To be done: Repeat the data below exactly, dropping any pictures it holds.

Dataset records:
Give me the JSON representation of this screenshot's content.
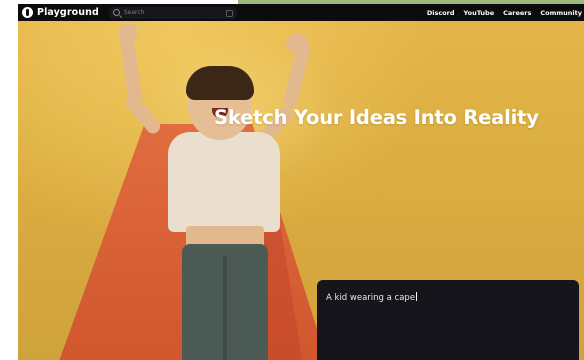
{
  "navbar": {
    "brand": "Playground",
    "search_placeholder": "Search",
    "links": [
      "Discord",
      "YouTube",
      "Careers",
      "Community"
    ]
  },
  "hero": {
    "title": "Sketch Your Ideas Into Reality"
  },
  "prompt": {
    "value": "A kid wearing a cape"
  },
  "colors": {
    "navbar_bg": "#0c0c0f",
    "hero_bg": "#ddb043",
    "panel_bg": "#15151b",
    "title_text": "#ffffff"
  }
}
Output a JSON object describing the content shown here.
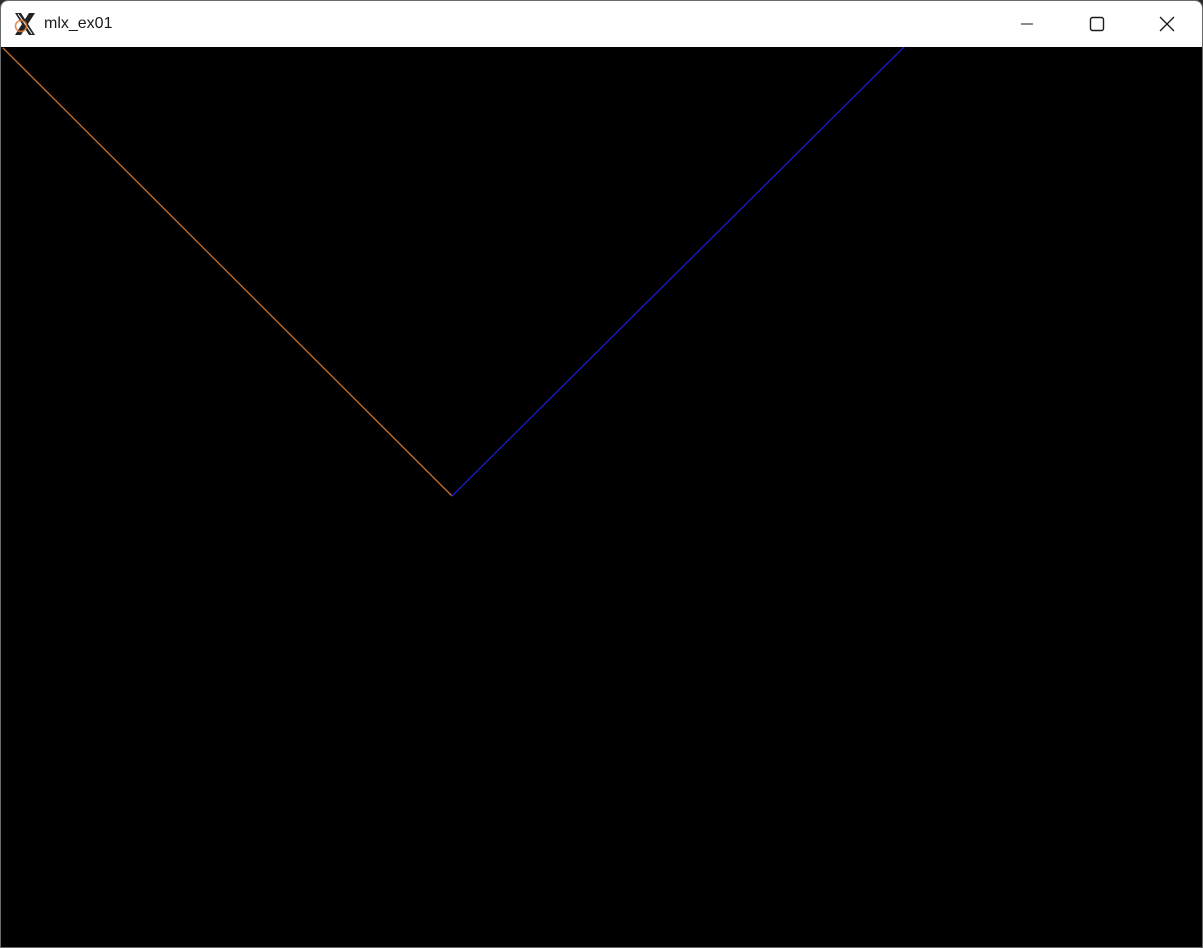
{
  "window": {
    "title": "mlx_ex01",
    "app_icon": "x11-icon",
    "controls": {
      "minimize_icon": "minimize-icon",
      "maximize_icon": "maximize-icon",
      "close_icon": "close-icon"
    }
  },
  "canvas": {
    "background": "#000000",
    "lines": [
      {
        "name": "orange-line",
        "color": "#c8702a"
      },
      {
        "name": "blue-line",
        "color": "#1a1ad0"
      }
    ]
  }
}
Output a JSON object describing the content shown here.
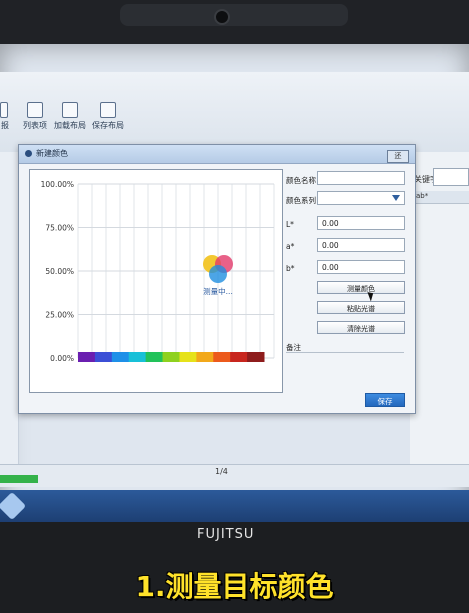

The answer:
Give me the JSON representation of this screenshot's content.
{
  "navbar": {
    "brand": "Playground",
    "search_placeholder": "Search",
    "links": [
      "Discord",
      "YouTube",
      "Careers",
      "Community"
    ]
  },
  "hero": {
    "title": "Sketch Your Ideas Into Reality"
  },
  "prompt": {
    "value": "A kid wearing a cape"
  },
  "colors": {
    "navbar_bg": "#0c0c0f",
    "hero_bg": "#ddb043",
    "panel_bg": "#15151b",
    "title_text": "#ffffff"
  }
}
Output a JSON object describing the content shown here.
{
  "window": {
    "title": "mlx_ex01",
    "app_icon": "x11-icon",
    "controls": {
      "minimize_icon": "minimize-icon",
      "maximize_icon": "maximize-icon",
      "close_icon": "close-icon"
    }
  },
  "canvas": {
    "background": "#000000",
    "lines": [
      {
        "name": "orange-line",
        "color": "#c8702a"
      },
      {
        "name": "blue-line",
        "color": "#1a1ad0"
      }
    ]
  }
}
Output a JSON object describing the content shown here.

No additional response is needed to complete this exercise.